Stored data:
** begin **

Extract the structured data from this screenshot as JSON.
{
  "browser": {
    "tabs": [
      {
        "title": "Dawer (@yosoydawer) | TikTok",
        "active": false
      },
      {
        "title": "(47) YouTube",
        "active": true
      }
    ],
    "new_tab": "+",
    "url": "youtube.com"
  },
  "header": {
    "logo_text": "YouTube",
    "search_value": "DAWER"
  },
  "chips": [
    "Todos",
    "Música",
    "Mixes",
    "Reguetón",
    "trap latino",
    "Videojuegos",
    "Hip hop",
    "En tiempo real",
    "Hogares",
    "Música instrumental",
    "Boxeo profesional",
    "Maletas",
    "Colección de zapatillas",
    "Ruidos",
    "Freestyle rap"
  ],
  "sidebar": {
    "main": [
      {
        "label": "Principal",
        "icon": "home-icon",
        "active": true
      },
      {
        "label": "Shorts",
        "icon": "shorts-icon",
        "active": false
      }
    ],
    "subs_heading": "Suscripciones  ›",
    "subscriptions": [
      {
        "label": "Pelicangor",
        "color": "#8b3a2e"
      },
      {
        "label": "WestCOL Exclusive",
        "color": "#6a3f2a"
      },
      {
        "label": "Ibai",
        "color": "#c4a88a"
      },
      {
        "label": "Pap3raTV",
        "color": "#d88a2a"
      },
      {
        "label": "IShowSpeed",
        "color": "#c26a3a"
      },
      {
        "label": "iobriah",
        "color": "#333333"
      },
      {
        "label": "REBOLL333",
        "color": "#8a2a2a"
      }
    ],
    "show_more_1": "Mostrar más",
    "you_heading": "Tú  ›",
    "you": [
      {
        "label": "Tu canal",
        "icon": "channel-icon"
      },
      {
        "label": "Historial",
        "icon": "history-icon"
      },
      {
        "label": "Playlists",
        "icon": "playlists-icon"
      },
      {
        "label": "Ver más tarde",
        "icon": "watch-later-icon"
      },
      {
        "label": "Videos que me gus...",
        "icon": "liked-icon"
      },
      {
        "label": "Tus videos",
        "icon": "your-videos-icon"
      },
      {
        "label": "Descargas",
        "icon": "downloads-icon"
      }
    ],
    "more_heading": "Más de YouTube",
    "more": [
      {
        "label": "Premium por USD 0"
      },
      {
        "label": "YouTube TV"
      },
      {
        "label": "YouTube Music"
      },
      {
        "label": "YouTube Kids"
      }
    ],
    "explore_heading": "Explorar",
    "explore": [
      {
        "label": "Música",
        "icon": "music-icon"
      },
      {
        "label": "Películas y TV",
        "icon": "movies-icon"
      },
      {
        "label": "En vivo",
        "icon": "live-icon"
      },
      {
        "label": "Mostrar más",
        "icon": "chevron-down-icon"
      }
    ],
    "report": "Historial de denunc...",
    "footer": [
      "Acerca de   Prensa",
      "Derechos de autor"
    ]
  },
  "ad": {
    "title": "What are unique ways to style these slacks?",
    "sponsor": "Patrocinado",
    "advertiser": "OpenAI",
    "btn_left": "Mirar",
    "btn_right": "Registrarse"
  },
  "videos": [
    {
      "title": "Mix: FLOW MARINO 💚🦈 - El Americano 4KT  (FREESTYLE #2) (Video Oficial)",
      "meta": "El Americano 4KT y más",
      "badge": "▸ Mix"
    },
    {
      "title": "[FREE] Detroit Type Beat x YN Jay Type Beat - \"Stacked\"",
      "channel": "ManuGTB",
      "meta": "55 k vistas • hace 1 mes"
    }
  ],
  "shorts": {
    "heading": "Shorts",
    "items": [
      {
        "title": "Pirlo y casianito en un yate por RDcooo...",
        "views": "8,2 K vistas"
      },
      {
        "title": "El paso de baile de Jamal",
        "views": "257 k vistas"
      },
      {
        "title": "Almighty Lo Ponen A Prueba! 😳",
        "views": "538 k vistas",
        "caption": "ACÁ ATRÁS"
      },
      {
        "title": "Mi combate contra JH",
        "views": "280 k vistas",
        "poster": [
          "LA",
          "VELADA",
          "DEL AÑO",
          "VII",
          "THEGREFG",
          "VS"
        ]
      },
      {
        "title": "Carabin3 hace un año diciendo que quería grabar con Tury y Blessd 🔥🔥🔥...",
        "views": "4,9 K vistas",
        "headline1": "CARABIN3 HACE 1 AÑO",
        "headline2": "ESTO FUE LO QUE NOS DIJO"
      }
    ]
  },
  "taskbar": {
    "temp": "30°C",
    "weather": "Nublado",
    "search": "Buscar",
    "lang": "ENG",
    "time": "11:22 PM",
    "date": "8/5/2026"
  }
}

** end **

What you should do:
Extract the listing in its entirety, matching it exactly.

Task result:
Extract the structured data from this screenshot as JSON.
{
  "browser": {
    "tabs": [
      {
        "title": "Dawer (@yosoydawer) | TikTok",
        "active": false
      },
      {
        "title": "(47) YouTube",
        "active": true
      }
    ],
    "new_tab": "+",
    "url": "youtube.com"
  },
  "header": {
    "logo_text": "YouTube",
    "search_value": "DAWER"
  },
  "chips": [
    "Todos",
    "Música",
    "Mixes",
    "Reguetón",
    "trap latino",
    "Videojuegos",
    "Hip hop",
    "En tiempo real",
    "Hogares",
    "Música instrumental",
    "Boxeo profesional",
    "Maletas",
    "Colección de zapatillas",
    "Ruidos",
    "Freestyle rap"
  ],
  "sidebar": {
    "main": [
      {
        "label": "Principal",
        "icon": "home-icon",
        "active": true
      },
      {
        "label": "Shorts",
        "icon": "shorts-icon",
        "active": false
      }
    ],
    "subs_heading": "Suscripciones  ›",
    "subscriptions": [
      {
        "label": "Pelicangor",
        "color": "#8b3a2e"
      },
      {
        "label": "WestCOL Exclusive",
        "color": "#6a3f2a"
      },
      {
        "label": "Ibai",
        "color": "#c4a88a"
      },
      {
        "label": "Pap3raTV",
        "color": "#d88a2a"
      },
      {
        "label": "IShowSpeed",
        "color": "#c26a3a"
      },
      {
        "label": "iobriah",
        "color": "#333333"
      },
      {
        "label": "REBOLL333",
        "color": "#8a2a2a"
      }
    ],
    "show_more_1": "Mostrar más",
    "you_heading": "Tú  ›",
    "you": [
      {
        "label": "Tu canal",
        "icon": "channel-icon"
      },
      {
        "label": "Historial",
        "icon": "history-icon"
      },
      {
        "label": "Playlists",
        "icon": "playlists-icon"
      },
      {
        "label": "Ver más tarde",
        "icon": "watch-later-icon"
      },
      {
        "label": "Videos que me gus...",
        "icon": "liked-icon"
      },
      {
        "label": "Tus videos",
        "icon": "your-videos-icon"
      },
      {
        "label": "Descargas",
        "icon": "downloads-icon"
      }
    ],
    "more_heading": "Más de YouTube",
    "more": [
      {
        "label": "Premium por USD 0"
      },
      {
        "label": "YouTube TV"
      },
      {
        "label": "YouTube Music"
      },
      {
        "label": "YouTube Kids"
      }
    ],
    "explore_heading": "Explorar",
    "explore": [
      {
        "label": "Música",
        "icon": "music-icon"
      },
      {
        "label": "Películas y TV",
        "icon": "movies-icon"
      },
      {
        "label": "En vivo",
        "icon": "live-icon"
      },
      {
        "label": "Mostrar más",
        "icon": "chevron-down-icon"
      }
    ],
    "report": "Historial de denunc...",
    "footer": [
      "Acerca de   Prensa",
      "Derechos de autor"
    ]
  },
  "ad": {
    "title": "What are unique ways to style these slacks?",
    "sponsor": "Patrocinado",
    "advertiser": "OpenAI",
    "btn_left": "Mirar",
    "btn_right": "Registrarse"
  },
  "videos": [
    {
      "title": "Mix: FLOW MARINO 💚🦈 - El Americano 4KT  (FREESTYLE #2) (Video Oficial)",
      "meta": "El Americano 4KT y más",
      "badge": "▸ Mix"
    },
    {
      "title": "[FREE] Detroit Type Beat x YN Jay Type Beat - \"Stacked\"",
      "channel": "ManuGTB",
      "meta": "55 k vistas • hace 1 mes"
    }
  ],
  "shorts": {
    "heading": "Shorts",
    "items": [
      {
        "title": "Pirlo y casianito en un yate por RDcooo...",
        "views": "8,2 K vistas"
      },
      {
        "title": "El paso de baile de Jamal",
        "views": "257 k vistas"
      },
      {
        "title": "Almighty Lo Ponen A Prueba! 😳",
        "views": "538 k vistas",
        "caption": "ACÁ ATRÁS"
      },
      {
        "title": "Mi combate contra JH",
        "views": "280 k vistas",
        "poster": [
          "LA",
          "VELADA",
          "DEL AÑO",
          "VII",
          "THEGREFG",
          "VS"
        ]
      },
      {
        "title": "Carabin3 hace un año diciendo que quería grabar con Tury y Blessd 🔥🔥🔥...",
        "views": "4,9 K vistas",
        "headline1": "CARABIN3 HACE 1 AÑO",
        "headline2": "ESTO FUE LO QUE NOS DIJO"
      }
    ]
  },
  "taskbar": {
    "temp": "30°C",
    "weather": "Nublado",
    "search": "Buscar",
    "lang": "ENG",
    "time": "11:22 PM",
    "date": "8/5/2026"
  }
}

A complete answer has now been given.